■ **Your instructions**
Filter these entries, keeping only lines that hold the word "content".

■ **Material for this task**
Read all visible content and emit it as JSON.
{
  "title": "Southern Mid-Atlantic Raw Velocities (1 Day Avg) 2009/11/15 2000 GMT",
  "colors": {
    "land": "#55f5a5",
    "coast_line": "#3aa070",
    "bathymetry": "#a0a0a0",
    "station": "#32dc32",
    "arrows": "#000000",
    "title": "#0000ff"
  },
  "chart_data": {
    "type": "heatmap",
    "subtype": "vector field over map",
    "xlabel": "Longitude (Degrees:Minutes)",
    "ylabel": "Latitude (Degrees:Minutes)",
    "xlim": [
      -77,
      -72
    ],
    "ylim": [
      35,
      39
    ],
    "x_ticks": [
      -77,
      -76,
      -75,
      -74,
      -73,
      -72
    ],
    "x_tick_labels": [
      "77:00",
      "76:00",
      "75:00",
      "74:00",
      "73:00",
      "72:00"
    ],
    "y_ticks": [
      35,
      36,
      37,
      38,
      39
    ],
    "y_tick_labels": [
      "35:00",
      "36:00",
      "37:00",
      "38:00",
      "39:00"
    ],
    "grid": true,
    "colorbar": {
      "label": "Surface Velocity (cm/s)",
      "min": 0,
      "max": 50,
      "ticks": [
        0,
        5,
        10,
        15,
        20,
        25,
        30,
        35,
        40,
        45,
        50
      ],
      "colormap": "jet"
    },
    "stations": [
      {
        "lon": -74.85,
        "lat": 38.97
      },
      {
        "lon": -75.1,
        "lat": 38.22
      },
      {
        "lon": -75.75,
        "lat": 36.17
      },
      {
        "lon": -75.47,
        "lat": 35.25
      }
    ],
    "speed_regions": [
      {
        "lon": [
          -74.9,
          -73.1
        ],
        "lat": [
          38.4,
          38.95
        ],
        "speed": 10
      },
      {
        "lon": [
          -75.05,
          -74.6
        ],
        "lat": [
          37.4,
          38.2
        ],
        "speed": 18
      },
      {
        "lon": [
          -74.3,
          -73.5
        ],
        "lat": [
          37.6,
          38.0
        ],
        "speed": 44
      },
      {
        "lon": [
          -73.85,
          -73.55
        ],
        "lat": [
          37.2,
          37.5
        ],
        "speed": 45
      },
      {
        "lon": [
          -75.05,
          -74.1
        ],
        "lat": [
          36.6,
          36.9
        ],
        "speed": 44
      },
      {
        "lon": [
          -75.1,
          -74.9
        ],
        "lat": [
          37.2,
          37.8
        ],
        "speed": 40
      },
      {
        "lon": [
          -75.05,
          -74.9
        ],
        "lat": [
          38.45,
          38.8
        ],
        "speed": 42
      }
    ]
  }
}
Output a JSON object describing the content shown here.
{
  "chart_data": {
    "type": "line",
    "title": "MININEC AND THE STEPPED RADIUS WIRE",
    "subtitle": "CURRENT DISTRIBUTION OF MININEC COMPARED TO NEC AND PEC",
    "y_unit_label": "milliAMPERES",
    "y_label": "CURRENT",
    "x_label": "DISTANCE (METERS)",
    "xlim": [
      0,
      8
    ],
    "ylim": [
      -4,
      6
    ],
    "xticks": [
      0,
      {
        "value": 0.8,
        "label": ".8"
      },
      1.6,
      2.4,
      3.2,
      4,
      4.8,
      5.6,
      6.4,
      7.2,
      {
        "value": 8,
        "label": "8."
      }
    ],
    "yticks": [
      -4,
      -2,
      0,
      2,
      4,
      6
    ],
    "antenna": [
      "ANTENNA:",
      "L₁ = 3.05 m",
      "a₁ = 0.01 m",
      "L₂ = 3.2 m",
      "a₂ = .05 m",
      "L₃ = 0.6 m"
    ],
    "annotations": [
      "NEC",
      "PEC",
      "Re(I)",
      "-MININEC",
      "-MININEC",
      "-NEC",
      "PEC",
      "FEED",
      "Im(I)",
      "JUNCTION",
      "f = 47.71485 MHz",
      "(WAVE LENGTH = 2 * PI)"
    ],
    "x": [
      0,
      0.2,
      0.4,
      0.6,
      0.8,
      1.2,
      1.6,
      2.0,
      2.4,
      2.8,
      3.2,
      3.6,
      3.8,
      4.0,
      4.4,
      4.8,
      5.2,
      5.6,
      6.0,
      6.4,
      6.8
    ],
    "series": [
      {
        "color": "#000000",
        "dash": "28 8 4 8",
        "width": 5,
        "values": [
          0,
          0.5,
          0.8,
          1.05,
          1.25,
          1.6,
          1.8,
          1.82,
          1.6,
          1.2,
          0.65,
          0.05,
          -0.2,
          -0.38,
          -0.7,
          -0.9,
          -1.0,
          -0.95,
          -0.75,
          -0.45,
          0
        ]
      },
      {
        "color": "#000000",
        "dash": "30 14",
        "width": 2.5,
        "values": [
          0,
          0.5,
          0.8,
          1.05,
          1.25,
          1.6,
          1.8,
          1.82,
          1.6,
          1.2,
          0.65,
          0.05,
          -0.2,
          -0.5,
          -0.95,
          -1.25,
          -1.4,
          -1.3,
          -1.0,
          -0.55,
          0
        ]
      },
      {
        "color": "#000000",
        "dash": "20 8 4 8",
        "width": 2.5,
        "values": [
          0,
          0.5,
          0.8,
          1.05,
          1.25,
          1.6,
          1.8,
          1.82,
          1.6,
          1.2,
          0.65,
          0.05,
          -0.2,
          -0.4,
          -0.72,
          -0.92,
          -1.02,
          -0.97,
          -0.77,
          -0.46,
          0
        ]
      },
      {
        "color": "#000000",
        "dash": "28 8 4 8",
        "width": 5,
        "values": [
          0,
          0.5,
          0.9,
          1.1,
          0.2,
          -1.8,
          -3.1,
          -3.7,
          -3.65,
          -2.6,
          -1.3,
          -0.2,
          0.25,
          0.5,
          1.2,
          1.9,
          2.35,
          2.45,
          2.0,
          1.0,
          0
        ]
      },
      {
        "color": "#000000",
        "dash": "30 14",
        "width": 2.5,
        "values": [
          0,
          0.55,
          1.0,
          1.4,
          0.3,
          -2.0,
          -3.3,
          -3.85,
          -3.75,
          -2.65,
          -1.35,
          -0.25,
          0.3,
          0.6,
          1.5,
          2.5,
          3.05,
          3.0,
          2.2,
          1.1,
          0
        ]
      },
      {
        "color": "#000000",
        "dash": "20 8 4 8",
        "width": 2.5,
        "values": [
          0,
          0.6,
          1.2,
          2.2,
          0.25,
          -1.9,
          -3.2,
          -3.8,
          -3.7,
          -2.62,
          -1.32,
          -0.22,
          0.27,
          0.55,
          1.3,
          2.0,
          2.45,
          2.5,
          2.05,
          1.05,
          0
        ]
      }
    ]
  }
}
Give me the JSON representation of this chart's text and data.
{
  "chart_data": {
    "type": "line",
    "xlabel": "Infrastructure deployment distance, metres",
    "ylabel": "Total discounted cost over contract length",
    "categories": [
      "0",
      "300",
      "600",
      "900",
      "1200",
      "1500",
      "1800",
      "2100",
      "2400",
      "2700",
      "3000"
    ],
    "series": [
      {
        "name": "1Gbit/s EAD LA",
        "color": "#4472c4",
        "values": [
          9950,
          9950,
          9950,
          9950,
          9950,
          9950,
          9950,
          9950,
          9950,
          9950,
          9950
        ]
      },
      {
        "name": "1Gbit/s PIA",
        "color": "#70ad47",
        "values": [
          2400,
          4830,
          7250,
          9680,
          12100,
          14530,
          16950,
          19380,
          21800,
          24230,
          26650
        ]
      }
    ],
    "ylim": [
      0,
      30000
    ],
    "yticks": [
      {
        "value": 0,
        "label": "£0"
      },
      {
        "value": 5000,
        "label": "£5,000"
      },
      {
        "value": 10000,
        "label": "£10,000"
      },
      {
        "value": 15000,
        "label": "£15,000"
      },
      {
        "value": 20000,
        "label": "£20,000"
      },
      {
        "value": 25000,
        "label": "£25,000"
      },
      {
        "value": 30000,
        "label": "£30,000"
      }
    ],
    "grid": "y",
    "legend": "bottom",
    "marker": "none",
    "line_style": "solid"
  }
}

■ **Exercise solution**
Read all visible content and emit it as JSON.
Output a JSON object describing the content shown here.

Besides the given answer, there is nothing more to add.